** BEGIN DATASET RECORDS **

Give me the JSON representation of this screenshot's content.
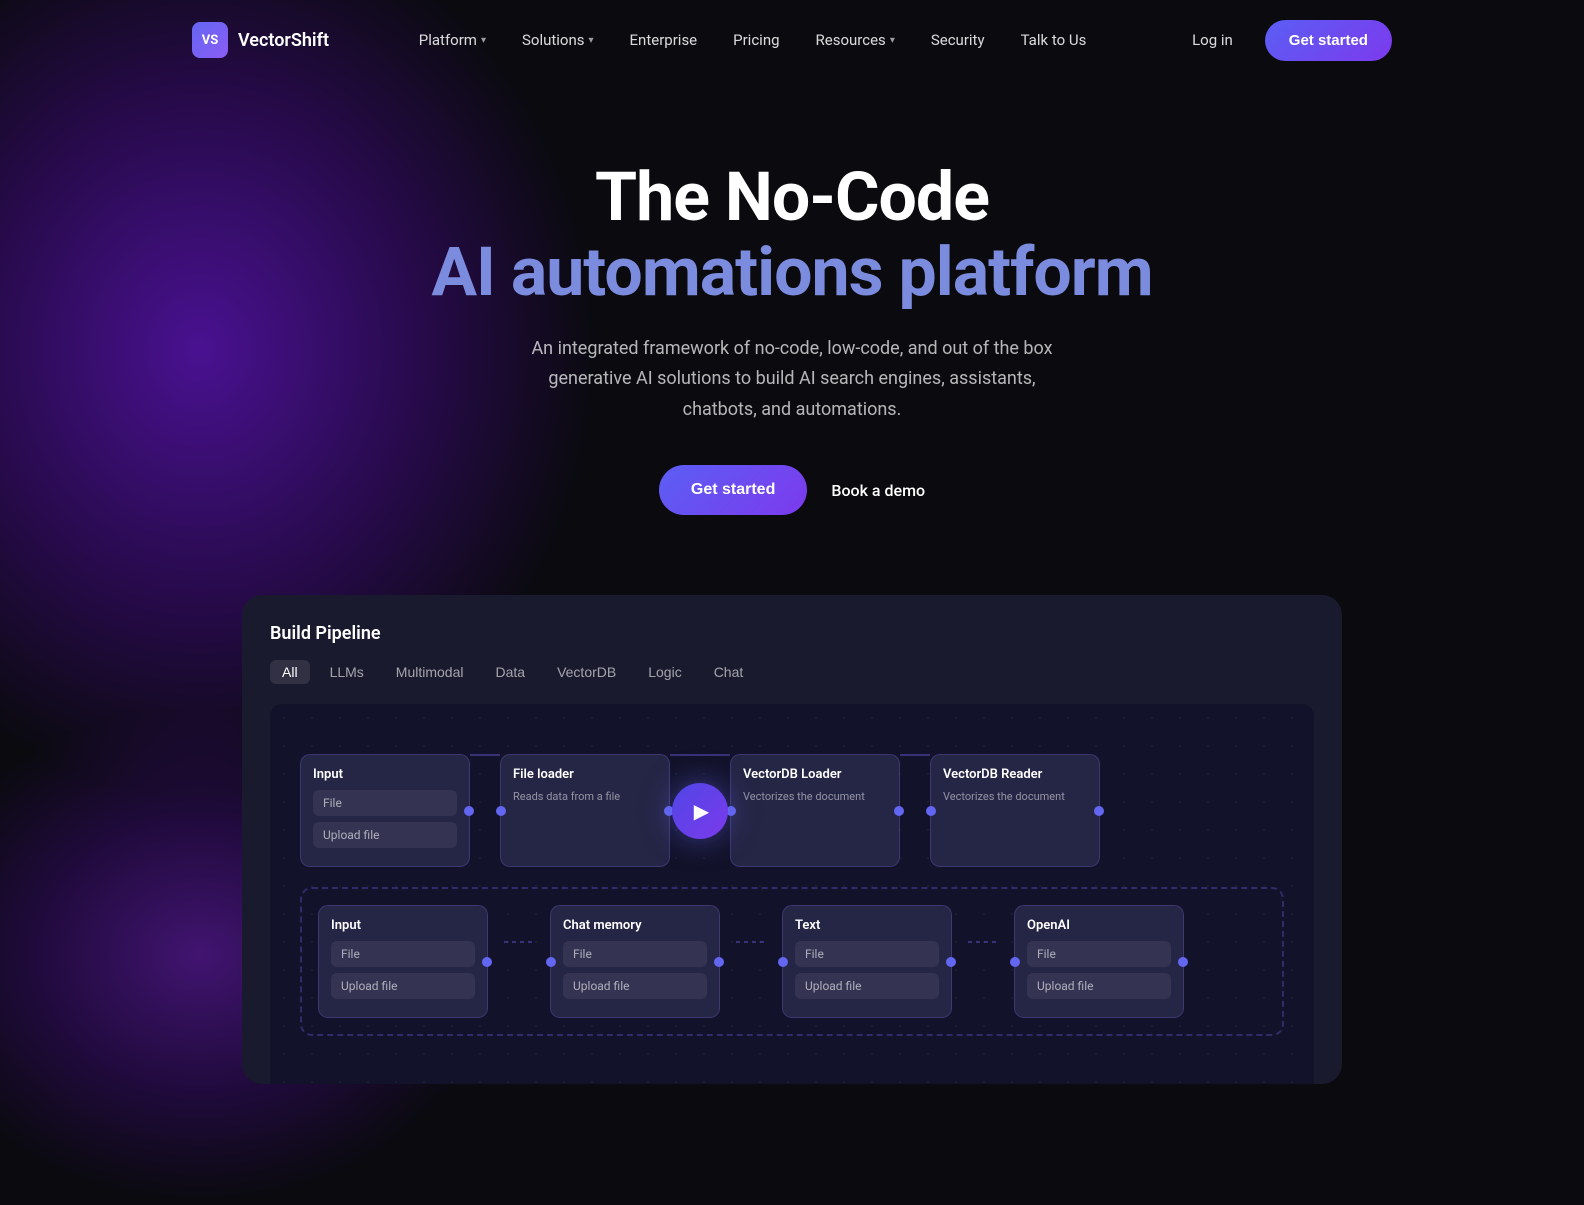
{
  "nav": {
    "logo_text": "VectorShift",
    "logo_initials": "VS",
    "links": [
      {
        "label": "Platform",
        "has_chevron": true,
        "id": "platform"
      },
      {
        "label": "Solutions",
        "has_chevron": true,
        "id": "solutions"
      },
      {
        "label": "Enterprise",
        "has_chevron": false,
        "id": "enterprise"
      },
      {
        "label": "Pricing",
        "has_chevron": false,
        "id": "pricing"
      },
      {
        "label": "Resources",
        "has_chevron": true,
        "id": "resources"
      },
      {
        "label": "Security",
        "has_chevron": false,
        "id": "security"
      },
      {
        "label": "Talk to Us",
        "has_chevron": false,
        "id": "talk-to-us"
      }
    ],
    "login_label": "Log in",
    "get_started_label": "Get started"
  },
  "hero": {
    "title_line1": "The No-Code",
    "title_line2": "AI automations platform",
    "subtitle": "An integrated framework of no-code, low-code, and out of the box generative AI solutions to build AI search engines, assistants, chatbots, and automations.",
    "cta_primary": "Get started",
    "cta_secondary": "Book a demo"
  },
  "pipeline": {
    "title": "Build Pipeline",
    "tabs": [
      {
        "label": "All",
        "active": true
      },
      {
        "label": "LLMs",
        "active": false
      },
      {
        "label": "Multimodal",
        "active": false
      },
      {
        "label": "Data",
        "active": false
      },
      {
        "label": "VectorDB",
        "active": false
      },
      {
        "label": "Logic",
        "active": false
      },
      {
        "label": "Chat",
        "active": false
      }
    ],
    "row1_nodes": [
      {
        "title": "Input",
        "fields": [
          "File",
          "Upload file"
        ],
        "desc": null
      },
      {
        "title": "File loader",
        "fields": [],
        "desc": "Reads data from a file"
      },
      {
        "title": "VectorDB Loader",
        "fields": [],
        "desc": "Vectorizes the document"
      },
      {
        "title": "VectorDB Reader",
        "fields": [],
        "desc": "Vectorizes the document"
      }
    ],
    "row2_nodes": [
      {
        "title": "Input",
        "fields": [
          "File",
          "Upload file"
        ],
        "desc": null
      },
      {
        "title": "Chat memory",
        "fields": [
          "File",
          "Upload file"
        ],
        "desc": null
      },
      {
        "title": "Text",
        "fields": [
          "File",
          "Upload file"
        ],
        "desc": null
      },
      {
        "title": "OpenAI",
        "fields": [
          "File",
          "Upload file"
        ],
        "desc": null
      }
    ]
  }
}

** END DATASET RECORDS **
** BEGIN DATASET RECORDS **

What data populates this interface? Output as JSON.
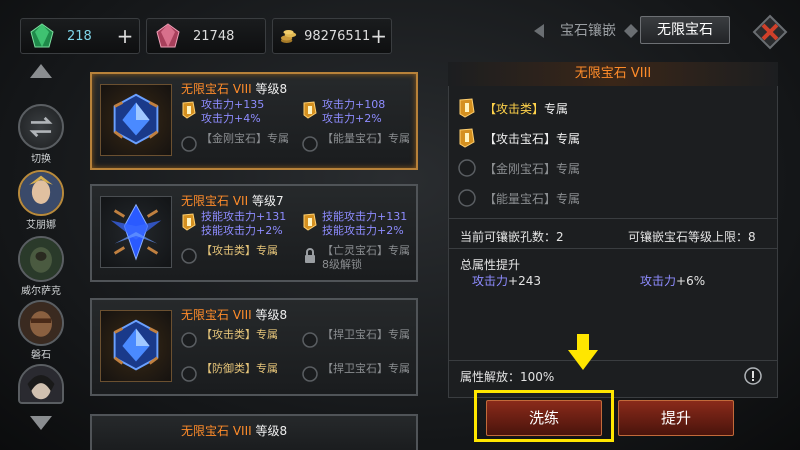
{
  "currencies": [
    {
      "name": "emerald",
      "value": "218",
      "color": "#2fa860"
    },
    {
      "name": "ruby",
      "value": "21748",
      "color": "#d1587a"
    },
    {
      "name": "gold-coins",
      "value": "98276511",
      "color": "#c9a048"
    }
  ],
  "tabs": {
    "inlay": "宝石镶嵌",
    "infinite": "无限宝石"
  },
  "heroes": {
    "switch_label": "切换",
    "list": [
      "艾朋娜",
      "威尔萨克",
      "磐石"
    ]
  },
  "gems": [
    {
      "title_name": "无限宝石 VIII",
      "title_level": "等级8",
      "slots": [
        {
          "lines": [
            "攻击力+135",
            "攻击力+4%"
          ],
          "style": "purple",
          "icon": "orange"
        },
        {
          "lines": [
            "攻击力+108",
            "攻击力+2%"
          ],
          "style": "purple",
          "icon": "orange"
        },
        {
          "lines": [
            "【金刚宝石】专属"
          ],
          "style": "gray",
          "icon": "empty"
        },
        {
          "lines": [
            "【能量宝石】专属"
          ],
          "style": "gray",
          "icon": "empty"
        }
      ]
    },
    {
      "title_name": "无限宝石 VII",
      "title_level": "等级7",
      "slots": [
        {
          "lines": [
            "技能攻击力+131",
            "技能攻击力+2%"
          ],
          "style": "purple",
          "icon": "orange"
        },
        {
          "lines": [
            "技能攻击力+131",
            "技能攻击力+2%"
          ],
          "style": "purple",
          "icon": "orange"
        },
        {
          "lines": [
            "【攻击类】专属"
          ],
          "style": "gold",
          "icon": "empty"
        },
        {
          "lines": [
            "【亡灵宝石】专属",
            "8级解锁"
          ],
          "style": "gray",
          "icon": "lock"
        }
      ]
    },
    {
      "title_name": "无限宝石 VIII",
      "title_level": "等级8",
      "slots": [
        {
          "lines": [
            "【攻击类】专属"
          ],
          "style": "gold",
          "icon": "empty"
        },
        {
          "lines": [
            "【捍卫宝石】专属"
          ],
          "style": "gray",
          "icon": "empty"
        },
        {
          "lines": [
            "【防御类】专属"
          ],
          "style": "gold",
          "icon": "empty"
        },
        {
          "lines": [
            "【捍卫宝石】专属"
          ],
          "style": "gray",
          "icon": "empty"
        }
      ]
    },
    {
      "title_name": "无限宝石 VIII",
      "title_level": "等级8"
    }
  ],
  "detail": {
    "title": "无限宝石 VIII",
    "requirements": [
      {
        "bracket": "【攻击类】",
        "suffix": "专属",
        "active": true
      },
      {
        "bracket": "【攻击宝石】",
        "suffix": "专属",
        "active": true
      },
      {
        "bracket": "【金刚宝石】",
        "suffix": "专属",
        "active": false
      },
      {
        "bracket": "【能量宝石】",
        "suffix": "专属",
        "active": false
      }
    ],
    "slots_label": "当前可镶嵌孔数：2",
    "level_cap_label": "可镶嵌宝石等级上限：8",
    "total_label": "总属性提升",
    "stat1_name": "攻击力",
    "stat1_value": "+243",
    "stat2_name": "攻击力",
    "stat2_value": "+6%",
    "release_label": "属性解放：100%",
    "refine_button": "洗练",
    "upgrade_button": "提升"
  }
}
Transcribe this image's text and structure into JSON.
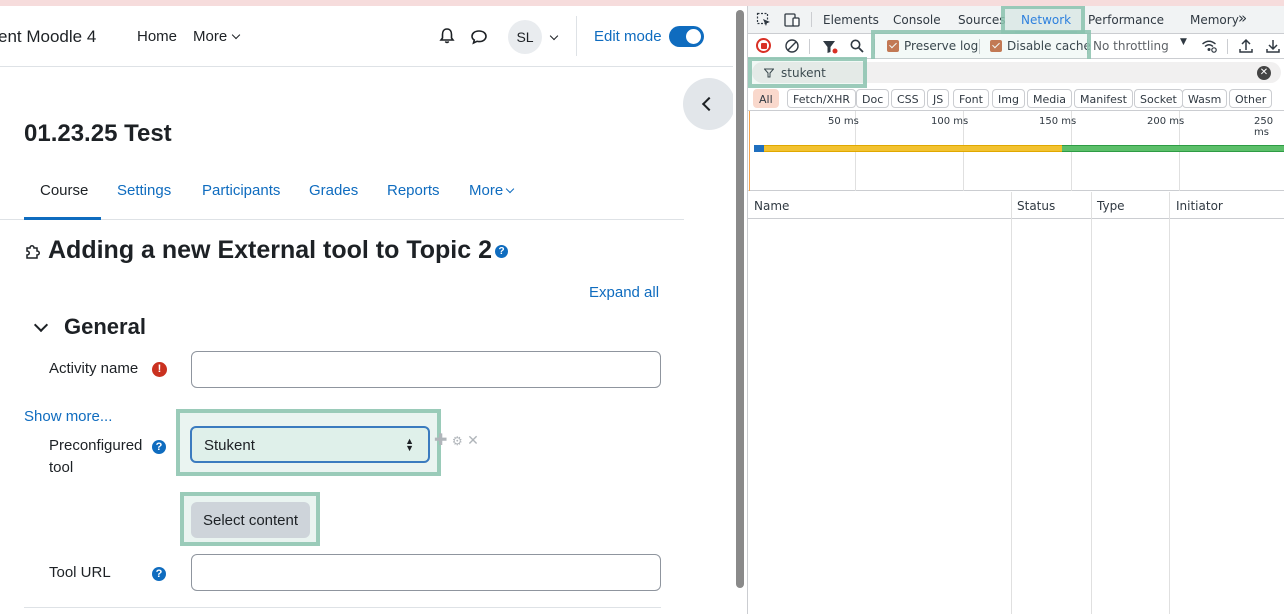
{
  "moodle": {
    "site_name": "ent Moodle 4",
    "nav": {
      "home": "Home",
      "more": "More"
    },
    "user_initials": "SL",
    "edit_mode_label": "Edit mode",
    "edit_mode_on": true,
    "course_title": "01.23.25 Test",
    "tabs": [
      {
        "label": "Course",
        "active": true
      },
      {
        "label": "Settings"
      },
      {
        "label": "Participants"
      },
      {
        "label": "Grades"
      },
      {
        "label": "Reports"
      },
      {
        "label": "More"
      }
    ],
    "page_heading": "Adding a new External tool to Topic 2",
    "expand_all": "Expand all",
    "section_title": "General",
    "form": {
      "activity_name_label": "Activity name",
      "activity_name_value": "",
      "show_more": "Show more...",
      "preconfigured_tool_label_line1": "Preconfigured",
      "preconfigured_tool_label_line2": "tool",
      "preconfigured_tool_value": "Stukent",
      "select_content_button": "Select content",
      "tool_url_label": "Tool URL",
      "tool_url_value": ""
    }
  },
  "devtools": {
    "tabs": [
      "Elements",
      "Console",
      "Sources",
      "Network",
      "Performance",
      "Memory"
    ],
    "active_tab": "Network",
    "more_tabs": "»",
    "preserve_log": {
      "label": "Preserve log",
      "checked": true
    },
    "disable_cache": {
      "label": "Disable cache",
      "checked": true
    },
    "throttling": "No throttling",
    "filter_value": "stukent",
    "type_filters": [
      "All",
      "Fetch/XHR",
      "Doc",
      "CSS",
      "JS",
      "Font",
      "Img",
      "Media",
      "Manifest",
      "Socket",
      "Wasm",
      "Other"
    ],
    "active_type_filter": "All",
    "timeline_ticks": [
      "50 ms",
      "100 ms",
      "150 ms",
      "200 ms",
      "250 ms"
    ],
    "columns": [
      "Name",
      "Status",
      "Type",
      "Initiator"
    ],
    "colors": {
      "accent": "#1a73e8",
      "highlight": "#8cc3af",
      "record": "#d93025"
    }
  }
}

** END DATASET RECORDS **
** BEGIN DATASET RECORDS **

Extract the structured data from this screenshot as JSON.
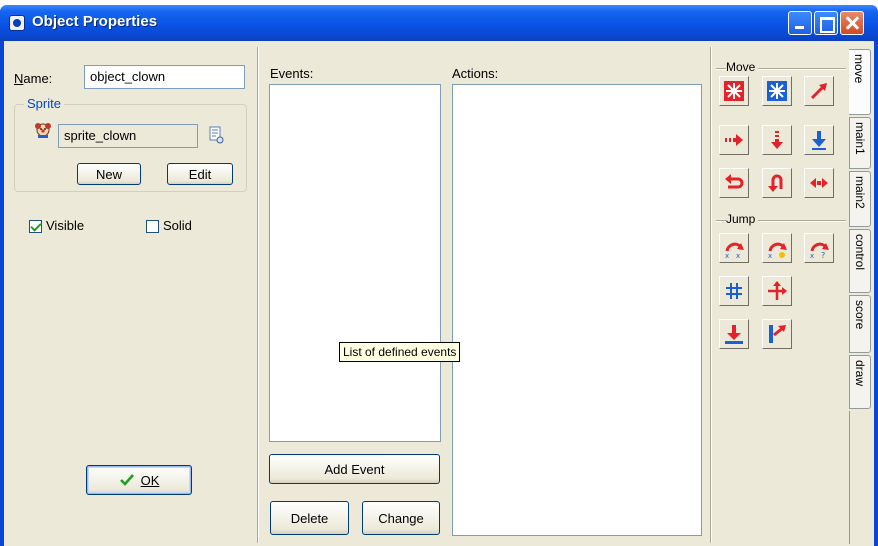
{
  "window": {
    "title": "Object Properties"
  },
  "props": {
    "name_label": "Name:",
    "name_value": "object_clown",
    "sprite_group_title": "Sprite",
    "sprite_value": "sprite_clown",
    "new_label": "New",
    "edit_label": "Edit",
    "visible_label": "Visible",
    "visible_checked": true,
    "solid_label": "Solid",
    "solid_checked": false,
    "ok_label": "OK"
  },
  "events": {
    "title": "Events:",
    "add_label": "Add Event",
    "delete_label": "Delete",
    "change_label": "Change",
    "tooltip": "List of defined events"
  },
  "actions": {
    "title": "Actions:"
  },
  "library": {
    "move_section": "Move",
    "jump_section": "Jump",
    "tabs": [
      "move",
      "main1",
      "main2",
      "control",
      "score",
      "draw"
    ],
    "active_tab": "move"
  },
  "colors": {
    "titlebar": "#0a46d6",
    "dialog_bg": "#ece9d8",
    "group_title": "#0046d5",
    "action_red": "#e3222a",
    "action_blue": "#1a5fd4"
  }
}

** END DATASET RECORDS **

Check each line of the entries for the string "started". Copy the lines that have it.

    "get_started_label": "Get started"
    "cta_primary": "Get started",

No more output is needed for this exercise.